WHAT IS NEEDED: Locate the lines that hold the string "background". Copy every such line.

══════════════════════════════

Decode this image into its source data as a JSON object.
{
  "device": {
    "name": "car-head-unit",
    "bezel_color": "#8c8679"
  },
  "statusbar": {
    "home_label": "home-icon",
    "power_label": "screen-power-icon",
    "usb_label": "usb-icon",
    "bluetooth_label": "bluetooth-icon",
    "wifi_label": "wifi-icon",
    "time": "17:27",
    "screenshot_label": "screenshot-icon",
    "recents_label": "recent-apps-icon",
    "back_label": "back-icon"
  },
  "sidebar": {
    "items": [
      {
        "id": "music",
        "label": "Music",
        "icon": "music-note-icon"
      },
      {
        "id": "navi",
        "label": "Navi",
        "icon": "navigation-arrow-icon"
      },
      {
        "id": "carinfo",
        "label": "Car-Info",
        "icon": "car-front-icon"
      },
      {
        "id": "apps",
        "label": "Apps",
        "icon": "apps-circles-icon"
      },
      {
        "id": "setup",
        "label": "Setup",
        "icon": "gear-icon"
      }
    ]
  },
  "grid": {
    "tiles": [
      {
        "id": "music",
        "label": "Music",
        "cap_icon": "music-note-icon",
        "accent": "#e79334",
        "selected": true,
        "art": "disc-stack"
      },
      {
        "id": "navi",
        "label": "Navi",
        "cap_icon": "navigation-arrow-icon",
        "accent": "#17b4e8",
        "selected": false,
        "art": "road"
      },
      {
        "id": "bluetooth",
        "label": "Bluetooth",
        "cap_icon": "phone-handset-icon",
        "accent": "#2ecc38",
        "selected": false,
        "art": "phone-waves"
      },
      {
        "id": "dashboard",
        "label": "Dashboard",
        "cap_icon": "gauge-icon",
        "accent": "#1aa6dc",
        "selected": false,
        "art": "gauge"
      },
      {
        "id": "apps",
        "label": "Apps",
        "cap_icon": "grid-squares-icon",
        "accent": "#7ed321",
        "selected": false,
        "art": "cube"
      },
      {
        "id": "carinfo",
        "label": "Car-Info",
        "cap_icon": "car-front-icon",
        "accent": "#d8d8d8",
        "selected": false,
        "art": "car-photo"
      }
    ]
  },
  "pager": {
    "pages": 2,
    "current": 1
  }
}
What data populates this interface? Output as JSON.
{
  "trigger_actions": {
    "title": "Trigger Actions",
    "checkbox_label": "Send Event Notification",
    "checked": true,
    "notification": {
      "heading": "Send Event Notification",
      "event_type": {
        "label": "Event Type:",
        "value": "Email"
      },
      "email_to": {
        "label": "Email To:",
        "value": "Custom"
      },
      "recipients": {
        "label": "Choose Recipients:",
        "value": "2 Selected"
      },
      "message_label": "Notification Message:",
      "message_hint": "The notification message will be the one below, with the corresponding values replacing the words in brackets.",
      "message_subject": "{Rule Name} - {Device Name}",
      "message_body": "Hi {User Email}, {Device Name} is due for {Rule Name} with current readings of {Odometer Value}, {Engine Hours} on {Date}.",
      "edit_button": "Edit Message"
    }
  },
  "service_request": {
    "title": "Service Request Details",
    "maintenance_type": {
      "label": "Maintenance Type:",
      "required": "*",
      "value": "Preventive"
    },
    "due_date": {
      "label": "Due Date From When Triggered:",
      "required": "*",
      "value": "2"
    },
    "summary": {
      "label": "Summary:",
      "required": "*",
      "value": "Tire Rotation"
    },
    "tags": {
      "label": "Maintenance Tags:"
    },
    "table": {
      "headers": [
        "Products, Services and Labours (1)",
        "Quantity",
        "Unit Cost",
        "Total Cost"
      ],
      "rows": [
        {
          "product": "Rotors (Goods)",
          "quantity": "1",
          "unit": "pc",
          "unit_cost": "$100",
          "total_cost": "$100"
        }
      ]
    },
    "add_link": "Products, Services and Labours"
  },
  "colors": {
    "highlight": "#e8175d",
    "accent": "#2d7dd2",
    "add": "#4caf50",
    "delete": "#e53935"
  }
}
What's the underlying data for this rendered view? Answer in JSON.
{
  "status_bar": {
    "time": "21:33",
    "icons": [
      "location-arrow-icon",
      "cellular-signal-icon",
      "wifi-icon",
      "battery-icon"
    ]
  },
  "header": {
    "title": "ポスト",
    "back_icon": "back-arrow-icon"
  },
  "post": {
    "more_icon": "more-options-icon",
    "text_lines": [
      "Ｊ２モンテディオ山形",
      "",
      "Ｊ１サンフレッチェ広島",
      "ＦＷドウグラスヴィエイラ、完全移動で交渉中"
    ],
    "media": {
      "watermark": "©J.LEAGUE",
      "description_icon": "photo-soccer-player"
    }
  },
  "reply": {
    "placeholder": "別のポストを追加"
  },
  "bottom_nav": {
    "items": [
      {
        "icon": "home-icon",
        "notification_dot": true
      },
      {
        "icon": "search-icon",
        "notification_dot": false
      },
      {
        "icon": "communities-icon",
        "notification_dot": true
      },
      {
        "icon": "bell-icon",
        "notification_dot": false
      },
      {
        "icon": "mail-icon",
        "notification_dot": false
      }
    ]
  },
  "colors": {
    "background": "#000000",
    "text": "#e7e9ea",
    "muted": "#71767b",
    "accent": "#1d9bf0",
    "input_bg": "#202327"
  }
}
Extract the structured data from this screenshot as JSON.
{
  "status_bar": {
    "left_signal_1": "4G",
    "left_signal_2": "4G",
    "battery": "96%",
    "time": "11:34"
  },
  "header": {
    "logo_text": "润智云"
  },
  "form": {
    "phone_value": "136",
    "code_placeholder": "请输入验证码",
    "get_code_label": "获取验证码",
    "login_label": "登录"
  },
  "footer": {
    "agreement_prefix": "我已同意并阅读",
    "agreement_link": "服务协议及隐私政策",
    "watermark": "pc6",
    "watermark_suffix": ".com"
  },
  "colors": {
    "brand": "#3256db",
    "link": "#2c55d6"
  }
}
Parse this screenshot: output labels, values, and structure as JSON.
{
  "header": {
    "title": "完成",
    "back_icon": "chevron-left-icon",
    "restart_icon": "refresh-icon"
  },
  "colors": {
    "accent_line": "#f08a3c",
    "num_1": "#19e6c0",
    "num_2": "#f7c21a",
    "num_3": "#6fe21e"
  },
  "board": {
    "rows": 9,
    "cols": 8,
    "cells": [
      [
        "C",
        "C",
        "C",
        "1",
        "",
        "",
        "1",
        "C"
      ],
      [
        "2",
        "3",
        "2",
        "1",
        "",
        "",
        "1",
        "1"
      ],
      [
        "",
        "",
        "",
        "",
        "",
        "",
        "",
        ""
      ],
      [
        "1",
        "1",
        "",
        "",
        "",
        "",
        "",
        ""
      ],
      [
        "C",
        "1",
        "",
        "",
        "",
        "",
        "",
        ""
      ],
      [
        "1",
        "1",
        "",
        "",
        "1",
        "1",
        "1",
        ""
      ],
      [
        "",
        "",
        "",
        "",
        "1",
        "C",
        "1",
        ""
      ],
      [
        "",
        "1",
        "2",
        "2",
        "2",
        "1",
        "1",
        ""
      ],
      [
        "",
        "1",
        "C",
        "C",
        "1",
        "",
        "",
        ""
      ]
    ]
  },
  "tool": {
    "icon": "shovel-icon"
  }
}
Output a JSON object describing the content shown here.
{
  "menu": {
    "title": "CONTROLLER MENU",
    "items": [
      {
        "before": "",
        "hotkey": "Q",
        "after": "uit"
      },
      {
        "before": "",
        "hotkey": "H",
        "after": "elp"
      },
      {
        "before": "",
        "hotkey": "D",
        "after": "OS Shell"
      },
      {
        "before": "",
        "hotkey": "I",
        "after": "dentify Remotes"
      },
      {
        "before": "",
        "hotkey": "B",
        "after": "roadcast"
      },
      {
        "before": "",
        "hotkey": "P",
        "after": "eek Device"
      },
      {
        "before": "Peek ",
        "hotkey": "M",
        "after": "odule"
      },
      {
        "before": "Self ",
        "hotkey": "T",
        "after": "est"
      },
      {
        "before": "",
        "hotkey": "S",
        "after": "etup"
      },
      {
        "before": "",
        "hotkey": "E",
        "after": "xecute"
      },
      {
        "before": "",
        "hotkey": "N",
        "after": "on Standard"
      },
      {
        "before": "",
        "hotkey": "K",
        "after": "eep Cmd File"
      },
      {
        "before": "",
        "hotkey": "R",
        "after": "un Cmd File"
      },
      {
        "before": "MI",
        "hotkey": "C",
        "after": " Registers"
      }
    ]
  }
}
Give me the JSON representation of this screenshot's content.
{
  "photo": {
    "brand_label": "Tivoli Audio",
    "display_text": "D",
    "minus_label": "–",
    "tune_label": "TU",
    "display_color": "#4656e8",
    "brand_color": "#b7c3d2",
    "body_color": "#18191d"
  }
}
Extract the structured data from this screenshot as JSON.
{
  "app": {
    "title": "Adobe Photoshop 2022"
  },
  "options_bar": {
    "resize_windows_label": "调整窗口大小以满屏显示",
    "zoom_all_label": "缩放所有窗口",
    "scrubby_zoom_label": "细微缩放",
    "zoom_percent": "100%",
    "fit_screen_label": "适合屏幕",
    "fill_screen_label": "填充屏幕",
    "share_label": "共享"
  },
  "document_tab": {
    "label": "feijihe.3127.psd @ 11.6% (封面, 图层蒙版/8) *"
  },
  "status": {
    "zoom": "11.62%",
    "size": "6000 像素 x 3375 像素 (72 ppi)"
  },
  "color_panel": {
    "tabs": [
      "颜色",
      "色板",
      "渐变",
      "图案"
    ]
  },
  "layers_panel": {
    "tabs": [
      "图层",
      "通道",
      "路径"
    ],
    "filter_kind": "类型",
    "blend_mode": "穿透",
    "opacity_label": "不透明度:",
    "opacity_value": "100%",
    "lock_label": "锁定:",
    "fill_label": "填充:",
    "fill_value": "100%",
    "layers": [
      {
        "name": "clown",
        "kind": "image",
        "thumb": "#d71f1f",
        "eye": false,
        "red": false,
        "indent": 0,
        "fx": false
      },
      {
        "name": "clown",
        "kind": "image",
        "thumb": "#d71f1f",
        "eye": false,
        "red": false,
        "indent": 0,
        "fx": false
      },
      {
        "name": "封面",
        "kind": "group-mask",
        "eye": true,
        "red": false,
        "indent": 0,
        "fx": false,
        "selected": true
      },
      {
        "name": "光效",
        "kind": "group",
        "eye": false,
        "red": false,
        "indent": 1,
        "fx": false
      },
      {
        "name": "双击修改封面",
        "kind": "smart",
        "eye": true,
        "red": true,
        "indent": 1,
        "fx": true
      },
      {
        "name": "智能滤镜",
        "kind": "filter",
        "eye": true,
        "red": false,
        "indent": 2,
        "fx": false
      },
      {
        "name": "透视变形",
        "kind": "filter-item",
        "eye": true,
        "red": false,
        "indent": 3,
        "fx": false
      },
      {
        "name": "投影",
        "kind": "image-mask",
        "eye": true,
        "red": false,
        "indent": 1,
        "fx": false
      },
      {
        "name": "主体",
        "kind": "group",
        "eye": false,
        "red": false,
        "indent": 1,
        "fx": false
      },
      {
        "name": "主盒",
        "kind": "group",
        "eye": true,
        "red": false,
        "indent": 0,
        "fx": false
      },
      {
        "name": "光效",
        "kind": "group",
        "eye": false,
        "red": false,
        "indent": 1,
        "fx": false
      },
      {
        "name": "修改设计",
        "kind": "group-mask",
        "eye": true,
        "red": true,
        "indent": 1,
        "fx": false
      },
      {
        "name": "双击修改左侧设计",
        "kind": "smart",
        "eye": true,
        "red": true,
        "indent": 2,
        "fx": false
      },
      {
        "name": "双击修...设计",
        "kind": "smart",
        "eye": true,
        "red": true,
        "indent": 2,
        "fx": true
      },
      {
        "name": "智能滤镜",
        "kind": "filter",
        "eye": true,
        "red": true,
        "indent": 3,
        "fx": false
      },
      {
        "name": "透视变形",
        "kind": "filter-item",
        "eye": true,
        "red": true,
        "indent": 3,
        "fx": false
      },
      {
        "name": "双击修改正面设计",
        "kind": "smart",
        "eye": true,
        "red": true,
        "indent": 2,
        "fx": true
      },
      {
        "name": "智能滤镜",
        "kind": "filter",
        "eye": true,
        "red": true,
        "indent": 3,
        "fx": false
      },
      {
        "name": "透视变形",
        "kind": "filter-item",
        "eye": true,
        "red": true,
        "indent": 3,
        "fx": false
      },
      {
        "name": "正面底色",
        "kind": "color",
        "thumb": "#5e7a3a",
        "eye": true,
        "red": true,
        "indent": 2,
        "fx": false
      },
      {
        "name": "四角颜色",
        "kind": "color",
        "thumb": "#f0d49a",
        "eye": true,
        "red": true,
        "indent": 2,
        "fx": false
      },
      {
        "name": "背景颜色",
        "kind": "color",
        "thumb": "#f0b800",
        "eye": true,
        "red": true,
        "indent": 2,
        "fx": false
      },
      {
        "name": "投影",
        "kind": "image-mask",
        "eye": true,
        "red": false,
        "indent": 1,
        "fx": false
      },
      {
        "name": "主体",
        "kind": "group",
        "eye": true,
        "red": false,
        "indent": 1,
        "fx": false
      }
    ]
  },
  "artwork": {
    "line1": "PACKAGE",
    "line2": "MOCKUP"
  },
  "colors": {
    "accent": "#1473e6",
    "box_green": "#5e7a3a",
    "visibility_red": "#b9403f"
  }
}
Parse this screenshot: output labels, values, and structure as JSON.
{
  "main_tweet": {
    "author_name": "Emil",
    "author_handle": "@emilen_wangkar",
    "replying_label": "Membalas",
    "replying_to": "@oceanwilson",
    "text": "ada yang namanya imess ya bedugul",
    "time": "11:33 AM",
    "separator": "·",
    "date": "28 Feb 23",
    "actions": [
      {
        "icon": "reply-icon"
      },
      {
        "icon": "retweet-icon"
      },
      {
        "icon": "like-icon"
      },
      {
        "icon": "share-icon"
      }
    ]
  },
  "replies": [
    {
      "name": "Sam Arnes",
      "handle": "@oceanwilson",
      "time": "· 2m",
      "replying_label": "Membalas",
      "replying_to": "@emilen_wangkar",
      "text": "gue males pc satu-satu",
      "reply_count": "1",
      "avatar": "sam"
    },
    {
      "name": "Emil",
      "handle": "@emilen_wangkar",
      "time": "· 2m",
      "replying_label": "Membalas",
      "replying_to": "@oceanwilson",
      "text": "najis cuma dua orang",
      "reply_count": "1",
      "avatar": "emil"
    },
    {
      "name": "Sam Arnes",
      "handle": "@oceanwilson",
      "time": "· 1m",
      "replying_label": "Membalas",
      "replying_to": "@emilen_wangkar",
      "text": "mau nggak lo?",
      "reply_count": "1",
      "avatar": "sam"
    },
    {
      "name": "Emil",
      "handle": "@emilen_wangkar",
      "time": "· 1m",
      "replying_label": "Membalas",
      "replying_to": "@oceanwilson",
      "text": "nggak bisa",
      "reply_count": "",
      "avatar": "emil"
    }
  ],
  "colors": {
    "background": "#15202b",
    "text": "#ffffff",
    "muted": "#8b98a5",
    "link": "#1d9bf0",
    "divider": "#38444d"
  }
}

══════════════════════════════

OUTPUT OF THE EXERCISE:
    "background": "#000000",
    "background": "#15202b",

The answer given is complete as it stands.